WHAT TO DO
Show every line of the material that follows in which the word "Wimpfen" occurs.

□ □ □ □

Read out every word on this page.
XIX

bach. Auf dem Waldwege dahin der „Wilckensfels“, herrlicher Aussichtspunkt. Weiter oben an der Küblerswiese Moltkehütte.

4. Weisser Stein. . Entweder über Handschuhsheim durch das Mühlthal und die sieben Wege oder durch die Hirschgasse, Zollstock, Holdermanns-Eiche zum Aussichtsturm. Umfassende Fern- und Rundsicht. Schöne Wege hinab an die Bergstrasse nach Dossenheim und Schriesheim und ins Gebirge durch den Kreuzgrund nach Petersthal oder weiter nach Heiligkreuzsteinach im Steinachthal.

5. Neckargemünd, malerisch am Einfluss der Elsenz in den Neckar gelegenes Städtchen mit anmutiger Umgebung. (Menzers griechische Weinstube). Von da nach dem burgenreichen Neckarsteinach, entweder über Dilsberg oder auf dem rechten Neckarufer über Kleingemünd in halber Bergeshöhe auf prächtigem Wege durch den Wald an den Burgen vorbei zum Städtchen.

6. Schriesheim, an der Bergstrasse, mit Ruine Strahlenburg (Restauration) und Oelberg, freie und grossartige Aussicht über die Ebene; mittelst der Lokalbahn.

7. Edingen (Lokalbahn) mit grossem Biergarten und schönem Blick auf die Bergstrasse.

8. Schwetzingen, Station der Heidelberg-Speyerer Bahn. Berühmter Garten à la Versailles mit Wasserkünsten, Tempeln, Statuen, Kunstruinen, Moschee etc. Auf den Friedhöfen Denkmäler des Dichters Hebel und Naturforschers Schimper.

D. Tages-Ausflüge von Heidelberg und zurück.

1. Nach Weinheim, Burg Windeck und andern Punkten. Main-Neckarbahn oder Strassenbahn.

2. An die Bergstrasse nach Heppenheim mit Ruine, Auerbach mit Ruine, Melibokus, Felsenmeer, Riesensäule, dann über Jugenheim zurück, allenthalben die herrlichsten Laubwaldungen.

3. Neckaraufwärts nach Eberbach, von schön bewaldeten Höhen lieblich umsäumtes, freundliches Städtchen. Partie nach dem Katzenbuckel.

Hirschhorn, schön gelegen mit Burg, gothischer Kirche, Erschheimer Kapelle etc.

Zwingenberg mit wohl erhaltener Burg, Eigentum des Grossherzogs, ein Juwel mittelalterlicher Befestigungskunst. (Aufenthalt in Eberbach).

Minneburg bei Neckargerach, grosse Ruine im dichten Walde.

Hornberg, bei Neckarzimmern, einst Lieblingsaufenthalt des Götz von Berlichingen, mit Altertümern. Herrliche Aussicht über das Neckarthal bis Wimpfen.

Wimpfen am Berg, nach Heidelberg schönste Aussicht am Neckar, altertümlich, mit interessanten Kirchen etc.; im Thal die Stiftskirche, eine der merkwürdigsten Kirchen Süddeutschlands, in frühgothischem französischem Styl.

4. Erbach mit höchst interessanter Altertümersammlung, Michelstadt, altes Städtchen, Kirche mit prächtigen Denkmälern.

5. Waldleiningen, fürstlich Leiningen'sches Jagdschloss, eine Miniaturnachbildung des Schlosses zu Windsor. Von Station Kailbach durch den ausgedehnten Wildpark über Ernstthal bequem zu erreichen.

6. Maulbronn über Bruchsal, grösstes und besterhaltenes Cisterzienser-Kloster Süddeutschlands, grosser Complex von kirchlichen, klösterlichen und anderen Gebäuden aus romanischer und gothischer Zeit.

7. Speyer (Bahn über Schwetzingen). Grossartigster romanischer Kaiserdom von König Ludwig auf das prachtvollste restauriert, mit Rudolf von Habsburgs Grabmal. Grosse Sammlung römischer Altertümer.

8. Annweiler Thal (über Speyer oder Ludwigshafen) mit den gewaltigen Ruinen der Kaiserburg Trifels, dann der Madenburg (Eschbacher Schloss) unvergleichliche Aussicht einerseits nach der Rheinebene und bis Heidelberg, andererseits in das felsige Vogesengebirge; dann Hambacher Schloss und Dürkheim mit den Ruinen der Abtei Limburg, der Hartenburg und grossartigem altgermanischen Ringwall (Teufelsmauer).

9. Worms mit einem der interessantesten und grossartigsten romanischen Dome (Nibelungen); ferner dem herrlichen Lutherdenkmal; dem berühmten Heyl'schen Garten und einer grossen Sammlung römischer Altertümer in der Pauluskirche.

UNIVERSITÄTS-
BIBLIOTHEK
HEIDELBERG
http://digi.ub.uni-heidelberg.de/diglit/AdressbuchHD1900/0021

□ □ □ □

EXERCISE SOLUTION
Hornberg, bei Neckarzimmern, einst Lieblingsaufenthalt des Götz von Berlichingen, mit Altertümern. Herrliche Aussicht über das Neckarthal bis Wimpfen.
Wimpfen am Berg, nach Heidelberg schönste Aussicht am Neckar, altertümlich, mit interessanten Kirchen etc.; im Thal die Stiftskirche, eine der merkwürdigsten Kirchen Süddeutschlands, in frühgothischem französischem Styl.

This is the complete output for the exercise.